### TASK TO CARRY OUT
Report how many lines hold the word "text"; give nothing but the number.

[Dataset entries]
►

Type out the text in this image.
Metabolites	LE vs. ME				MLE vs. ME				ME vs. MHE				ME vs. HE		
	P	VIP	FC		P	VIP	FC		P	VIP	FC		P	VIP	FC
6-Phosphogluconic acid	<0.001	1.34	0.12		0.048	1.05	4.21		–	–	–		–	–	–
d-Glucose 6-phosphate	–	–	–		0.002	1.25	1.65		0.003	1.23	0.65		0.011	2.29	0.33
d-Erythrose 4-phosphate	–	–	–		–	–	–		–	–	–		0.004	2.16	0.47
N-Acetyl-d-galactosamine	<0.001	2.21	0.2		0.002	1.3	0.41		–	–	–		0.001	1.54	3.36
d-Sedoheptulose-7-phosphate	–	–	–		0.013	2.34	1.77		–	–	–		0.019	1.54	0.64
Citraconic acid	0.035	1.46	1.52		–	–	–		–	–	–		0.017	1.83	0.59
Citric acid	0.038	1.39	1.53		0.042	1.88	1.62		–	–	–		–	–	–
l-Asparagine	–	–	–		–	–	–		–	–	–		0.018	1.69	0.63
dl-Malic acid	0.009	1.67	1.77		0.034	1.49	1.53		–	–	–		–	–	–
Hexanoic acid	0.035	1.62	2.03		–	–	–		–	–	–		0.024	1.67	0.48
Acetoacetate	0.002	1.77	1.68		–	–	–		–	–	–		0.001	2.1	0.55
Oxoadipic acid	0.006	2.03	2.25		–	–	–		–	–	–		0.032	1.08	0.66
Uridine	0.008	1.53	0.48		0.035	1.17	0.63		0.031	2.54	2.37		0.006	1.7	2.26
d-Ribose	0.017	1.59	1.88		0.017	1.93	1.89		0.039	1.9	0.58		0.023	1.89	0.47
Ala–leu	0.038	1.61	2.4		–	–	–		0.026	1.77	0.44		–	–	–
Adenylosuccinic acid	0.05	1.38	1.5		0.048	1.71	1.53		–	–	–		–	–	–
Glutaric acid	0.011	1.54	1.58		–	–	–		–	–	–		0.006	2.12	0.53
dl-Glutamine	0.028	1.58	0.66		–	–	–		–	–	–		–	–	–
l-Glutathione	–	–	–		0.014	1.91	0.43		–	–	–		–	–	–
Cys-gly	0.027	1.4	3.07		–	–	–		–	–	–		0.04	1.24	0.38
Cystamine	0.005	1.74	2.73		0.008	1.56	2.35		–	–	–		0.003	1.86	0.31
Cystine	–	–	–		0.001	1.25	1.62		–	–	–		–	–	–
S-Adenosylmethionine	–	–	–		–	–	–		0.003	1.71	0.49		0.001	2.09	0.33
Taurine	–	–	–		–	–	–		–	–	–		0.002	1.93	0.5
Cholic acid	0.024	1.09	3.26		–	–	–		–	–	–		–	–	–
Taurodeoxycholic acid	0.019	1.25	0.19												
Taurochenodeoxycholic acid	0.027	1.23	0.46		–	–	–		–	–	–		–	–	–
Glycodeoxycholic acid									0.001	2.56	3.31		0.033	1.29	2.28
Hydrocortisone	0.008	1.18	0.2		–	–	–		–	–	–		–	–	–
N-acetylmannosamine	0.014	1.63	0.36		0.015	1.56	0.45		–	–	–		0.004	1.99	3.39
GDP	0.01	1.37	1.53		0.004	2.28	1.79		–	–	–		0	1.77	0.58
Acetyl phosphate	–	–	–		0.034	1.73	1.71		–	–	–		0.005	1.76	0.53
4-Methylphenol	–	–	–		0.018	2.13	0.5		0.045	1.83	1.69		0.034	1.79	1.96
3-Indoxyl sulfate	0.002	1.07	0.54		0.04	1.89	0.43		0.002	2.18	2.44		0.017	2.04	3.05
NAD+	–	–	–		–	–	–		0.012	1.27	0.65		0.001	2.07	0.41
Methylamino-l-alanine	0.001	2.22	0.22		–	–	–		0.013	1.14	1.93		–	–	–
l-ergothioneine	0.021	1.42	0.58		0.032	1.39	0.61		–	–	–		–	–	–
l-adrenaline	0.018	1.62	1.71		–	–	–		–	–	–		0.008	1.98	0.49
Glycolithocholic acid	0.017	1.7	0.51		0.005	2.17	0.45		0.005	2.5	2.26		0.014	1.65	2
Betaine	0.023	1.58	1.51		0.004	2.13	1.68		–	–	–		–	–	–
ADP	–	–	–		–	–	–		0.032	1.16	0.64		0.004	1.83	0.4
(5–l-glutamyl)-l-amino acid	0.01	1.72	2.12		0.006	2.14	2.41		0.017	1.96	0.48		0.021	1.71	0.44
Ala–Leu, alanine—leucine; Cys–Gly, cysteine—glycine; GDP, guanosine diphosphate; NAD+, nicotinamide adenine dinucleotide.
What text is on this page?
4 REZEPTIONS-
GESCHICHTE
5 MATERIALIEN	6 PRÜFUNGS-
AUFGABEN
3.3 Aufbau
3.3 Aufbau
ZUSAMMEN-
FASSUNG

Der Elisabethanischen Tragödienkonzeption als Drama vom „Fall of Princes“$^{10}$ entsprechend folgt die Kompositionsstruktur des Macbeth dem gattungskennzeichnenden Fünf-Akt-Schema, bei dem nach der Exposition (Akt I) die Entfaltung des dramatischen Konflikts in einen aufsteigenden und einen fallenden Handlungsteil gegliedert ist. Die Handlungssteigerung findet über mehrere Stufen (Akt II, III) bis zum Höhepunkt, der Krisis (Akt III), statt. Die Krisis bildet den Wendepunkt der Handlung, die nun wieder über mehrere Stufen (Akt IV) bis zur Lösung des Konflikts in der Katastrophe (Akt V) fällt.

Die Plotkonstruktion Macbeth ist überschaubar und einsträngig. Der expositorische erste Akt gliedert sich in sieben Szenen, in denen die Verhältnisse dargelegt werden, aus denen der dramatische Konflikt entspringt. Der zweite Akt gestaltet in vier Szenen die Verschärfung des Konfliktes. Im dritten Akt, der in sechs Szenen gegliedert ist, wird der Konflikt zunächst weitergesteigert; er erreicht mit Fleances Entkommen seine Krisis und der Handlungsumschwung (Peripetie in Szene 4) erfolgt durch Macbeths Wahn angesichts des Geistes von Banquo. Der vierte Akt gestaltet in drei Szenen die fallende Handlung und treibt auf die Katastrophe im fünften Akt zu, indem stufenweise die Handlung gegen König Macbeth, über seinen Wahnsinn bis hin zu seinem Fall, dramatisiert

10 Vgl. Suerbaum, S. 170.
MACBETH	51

◄

### EXERCISE ANSWER
2